The exercise :: Leaving out all images, write out the records that follow exactly.

Recorded data ::
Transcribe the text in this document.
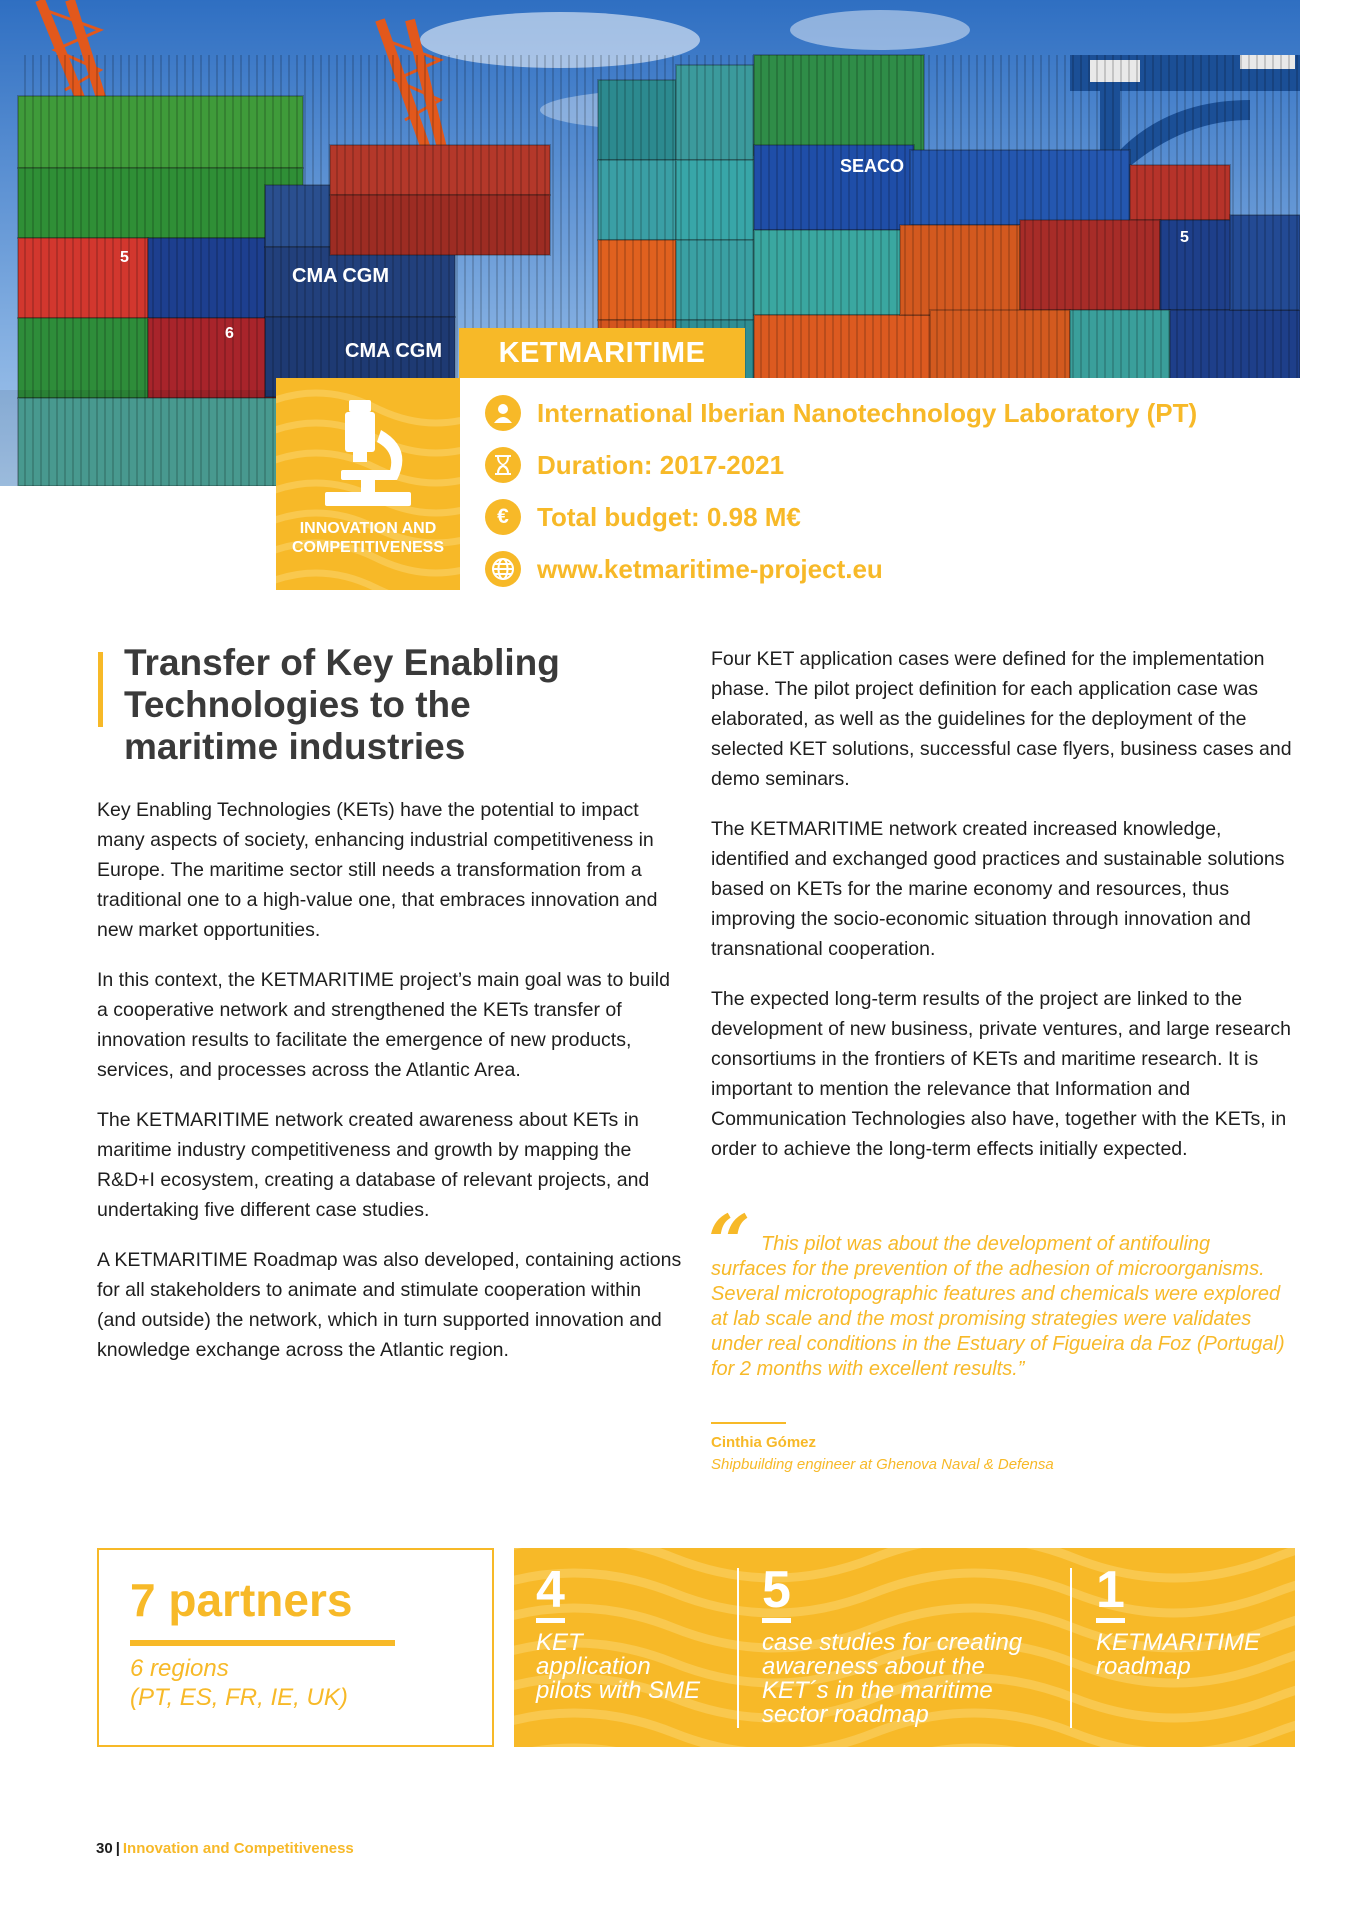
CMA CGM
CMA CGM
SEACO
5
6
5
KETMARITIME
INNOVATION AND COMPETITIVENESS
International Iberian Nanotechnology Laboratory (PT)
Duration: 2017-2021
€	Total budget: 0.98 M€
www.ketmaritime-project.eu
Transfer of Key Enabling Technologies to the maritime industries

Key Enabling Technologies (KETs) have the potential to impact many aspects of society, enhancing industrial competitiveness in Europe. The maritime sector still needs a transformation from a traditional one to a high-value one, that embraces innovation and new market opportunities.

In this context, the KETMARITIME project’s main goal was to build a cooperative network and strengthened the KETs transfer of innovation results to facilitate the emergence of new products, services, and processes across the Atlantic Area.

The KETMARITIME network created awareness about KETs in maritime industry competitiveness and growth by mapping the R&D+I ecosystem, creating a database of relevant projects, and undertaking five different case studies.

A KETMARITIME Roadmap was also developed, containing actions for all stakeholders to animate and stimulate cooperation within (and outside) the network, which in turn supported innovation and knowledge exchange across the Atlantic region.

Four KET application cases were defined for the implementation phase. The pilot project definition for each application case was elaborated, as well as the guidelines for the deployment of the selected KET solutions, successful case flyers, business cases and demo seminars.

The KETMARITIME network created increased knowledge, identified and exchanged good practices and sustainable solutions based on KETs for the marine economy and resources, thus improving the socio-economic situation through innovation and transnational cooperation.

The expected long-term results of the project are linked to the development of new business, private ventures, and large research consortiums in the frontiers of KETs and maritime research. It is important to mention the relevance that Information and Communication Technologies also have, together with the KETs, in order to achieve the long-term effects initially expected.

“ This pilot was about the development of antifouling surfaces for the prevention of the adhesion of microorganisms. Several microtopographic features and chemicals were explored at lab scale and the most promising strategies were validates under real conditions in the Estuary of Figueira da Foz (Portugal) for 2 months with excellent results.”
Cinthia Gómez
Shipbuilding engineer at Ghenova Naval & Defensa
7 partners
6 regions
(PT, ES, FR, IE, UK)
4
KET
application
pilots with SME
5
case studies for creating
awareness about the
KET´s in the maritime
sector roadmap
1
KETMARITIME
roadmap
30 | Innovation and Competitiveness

Answer in full ::
Transcribe the text in this document.
CMA CGM
CMA CGM
SEACO
5
6
5
KETMARITIME
INNOVATION AND COMPETITIVENESS
International Iberian Nanotechnology Laboratory (PT)
Duration: 2017-2021
€	Total budget: 0.98 M€
www.ketmaritime-project.eu
Transfer of Key Enabling Technologies to the maritime industries

Key Enabling Technologies (KETs) have the potential to impact many aspects of society, enhancing industrial competitiveness in Europe. The maritime sector still needs a transformation from a traditional one to a high-value one, that embraces innovation and new market opportunities.

In this context, the KETMARITIME project’s main goal was to build a cooperative network and strengthened the KETs transfer of innovation results to facilitate the emergence of new products, services, and processes across the Atlantic Area.

The KETMARITIME network created awareness about KETs in maritime industry competitiveness and growth by mapping the R&D+I ecosystem, creating a database of relevant projects, and undertaking five different case studies.

A KETMARITIME Roadmap was also developed, containing actions for all stakeholders to animate and stimulate cooperation within (and outside) the network, which in turn supported innovation and knowledge exchange across the Atlantic region.

Four KET application cases were defined for the implementation phase. The pilot project definition for each application case was elaborated, as well as the guidelines for the deployment of the selected KET solutions, successful case flyers, business cases and demo seminars.

The KETMARITIME network created increased knowledge, identified and exchanged good practices and sustainable solutions based on KETs for the marine economy and resources, thus improving the socio-economic situation through innovation and transnational cooperation.

The expected long-term results of the project are linked to the development of new business, private ventures, and large research consortiums in the frontiers of KETs and maritime research. It is important to mention the relevance that Information and Communication Technologies also have, together with the KETs, in order to achieve the long-term effects initially expected.

“ This pilot was about the development of antifouling surfaces for the prevention of the adhesion of microorganisms. Several microtopographic features and chemicals were explored at lab scale and the most promising strategies were validates under real conditions in the Estuary of Figueira da Foz (Portugal) for 2 months with excellent results.”
Cinthia Gómez
Shipbuilding engineer at Ghenova Naval & Defensa
7 partners
6 regions
(PT, ES, FR, IE, UK)
4
KET
application
pilots with SME
5
case studies for creating
awareness about the
KET´s in the maritime
sector roadmap
1
KETMARITIME
roadmap
30 | Innovation and Competitiveness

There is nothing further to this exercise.